- [SET PROBLEM]
What follows is a block of records; restate each one word for word.
--- START RECORDS FOR PROCESSING ---
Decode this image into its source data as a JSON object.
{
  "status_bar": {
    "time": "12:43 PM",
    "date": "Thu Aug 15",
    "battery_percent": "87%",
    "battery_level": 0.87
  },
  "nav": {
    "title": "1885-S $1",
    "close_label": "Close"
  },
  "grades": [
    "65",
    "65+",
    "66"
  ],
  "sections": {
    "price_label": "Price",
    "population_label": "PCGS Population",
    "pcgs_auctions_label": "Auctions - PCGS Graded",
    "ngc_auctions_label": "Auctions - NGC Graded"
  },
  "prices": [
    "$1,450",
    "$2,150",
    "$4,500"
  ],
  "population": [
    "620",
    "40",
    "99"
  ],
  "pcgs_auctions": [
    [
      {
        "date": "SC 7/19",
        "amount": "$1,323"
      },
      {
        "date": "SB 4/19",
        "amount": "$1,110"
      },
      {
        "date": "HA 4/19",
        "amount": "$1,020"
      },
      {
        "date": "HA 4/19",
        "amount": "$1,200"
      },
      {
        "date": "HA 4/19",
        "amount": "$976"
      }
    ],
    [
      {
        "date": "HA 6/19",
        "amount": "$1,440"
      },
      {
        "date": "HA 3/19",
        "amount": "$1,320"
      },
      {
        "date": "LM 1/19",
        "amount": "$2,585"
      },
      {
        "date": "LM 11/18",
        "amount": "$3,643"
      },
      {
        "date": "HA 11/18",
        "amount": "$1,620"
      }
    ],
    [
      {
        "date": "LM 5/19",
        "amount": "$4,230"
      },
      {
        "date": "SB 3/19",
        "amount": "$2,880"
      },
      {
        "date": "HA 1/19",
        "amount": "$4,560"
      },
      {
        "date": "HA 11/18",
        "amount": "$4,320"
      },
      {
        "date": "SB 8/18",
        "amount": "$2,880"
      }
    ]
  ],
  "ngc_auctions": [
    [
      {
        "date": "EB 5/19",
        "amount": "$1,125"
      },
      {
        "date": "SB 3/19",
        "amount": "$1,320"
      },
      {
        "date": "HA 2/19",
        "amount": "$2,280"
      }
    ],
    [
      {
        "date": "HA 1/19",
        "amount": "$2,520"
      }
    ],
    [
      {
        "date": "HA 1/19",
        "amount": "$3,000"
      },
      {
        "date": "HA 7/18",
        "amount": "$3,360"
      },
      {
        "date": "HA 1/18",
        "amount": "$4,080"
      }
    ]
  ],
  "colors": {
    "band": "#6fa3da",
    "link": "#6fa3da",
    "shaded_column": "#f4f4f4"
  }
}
--- END RECORDS FOR PROCESSING ---
- [SOLUTION FOR THIS TASK]
Decode this image into its source data as a JSON object.
{
  "status_bar": {
    "time": "12:43 PM",
    "date": "Thu Aug 15",
    "battery_percent": "87%",
    "battery_level": 0.87
  },
  "nav": {
    "title": "1885-S $1",
    "close_label": "Close"
  },
  "grades": [
    "65",
    "65+",
    "66"
  ],
  "sections": {
    "price_label": "Price",
    "population_label": "PCGS Population",
    "pcgs_auctions_label": "Auctions - PCGS Graded",
    "ngc_auctions_label": "Auctions - NGC Graded"
  },
  "prices": [
    "$1,450",
    "$2,150",
    "$4,500"
  ],
  "population": [
    "620",
    "40",
    "99"
  ],
  "pcgs_auctions": [
    [
      {
        "date": "SC 7/19",
        "amount": "$1,323"
      },
      {
        "date": "SB 4/19",
        "amount": "$1,110"
      },
      {
        "date": "HA 4/19",
        "amount": "$1,020"
      },
      {
        "date": "HA 4/19",
        "amount": "$1,200"
      },
      {
        "date": "HA 4/19",
        "amount": "$976"
      }
    ],
    [
      {
        "date": "HA 6/19",
        "amount": "$1,440"
      },
      {
        "date": "HA 3/19",
        "amount": "$1,320"
      },
      {
        "date": "LM 1/19",
        "amount": "$2,585"
      },
      {
        "date": "LM 11/18",
        "amount": "$3,643"
      },
      {
        "date": "HA 11/18",
        "amount": "$1,620"
      }
    ],
    [
      {
        "date": "LM 5/19",
        "amount": "$4,230"
      },
      {
        "date": "SB 3/19",
        "amount": "$2,880"
      },
      {
        "date": "HA 1/19",
        "amount": "$4,560"
      },
      {
        "date": "HA 11/18",
        "amount": "$4,320"
      },
      {
        "date": "SB 8/18",
        "amount": "$2,880"
      }
    ]
  ],
  "ngc_auctions": [
    [
      {
        "date": "EB 5/19",
        "amount": "$1,125"
      },
      {
        "date": "SB 3/19",
        "amount": "$1,320"
      },
      {
        "date": "HA 2/19",
        "amount": "$2,280"
      }
    ],
    [
      {
        "date": "HA 1/19",
        "amount": "$2,520"
      }
    ],
    [
      {
        "date": "HA 1/19",
        "amount": "$3,000"
      },
      {
        "date": "HA 7/18",
        "amount": "$3,360"
      },
      {
        "date": "HA 1/18",
        "amount": "$4,080"
      }
    ]
  ],
  "colors": {
    "band": "#6fa3da",
    "link": "#6fa3da",
    "shaded_column": "#f4f4f4"
  }
}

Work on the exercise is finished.